* Dataset excerpts
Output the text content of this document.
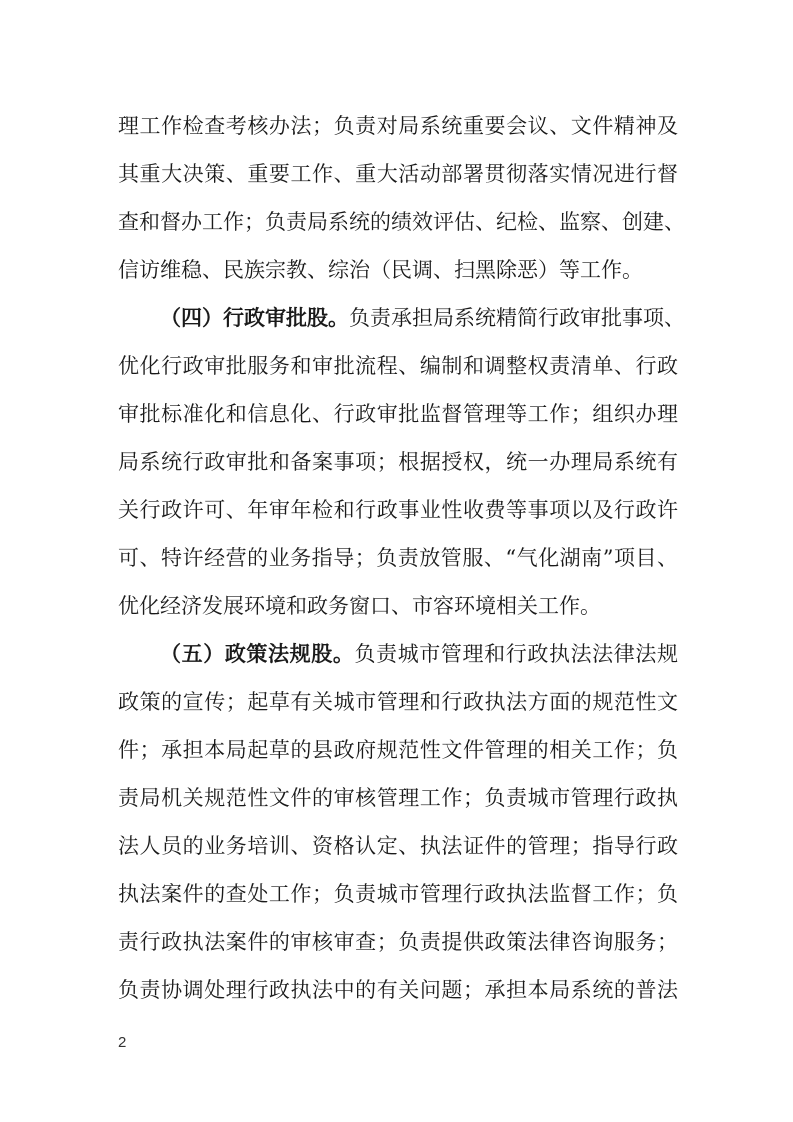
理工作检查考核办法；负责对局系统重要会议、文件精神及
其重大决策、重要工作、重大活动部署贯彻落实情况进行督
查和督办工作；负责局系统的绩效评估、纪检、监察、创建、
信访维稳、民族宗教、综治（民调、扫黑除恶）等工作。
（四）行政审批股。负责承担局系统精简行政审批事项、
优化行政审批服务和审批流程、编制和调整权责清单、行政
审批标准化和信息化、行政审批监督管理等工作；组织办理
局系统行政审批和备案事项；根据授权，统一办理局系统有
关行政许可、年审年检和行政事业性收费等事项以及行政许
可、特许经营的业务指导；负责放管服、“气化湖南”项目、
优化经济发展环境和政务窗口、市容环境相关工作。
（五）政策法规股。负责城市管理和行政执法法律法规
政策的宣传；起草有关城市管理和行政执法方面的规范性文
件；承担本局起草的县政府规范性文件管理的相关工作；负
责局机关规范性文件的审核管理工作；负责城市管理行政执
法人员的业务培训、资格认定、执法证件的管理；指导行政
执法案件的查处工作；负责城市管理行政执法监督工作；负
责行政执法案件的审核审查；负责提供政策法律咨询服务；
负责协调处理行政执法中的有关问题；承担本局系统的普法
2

* Written instruction
Repeat each entry precisely as it appears. Leave the pictures out.

* Output for this exercise
Output the text content of this document.
理工作检查考核办法；负责对局系统重要会议、文件精神及
其重大决策、重要工作、重大活动部署贯彻落实情况进行督
查和督办工作；负责局系统的绩效评估、纪检、监察、创建、
信访维稳、民族宗教、综治（民调、扫黑除恶）等工作。
（四）行政审批股。负责承担局系统精简行政审批事项、
优化行政审批服务和审批流程、编制和调整权责清单、行政
审批标准化和信息化、行政审批监督管理等工作；组织办理
局系统行政审批和备案事项；根据授权，统一办理局系统有
关行政许可、年审年检和行政事业性收费等事项以及行政许
可、特许经营的业务指导；负责放管服、“气化湖南”项目、
优化经济发展环境和政务窗口、市容环境相关工作。
（五）政策法规股。负责城市管理和行政执法法律法规
政策的宣传；起草有关城市管理和行政执法方面的规范性文
件；承担本局起草的县政府规范性文件管理的相关工作；负
责局机关规范性文件的审核管理工作；负责城市管理行政执
法人员的业务培训、资格认定、执法证件的管理；指导行政
执法案件的查处工作；负责城市管理行政执法监督工作；负
责行政执法案件的审核审查；负责提供政策法律咨询服务；
负责协调处理行政执法中的有关问题；承担本局系统的普法
2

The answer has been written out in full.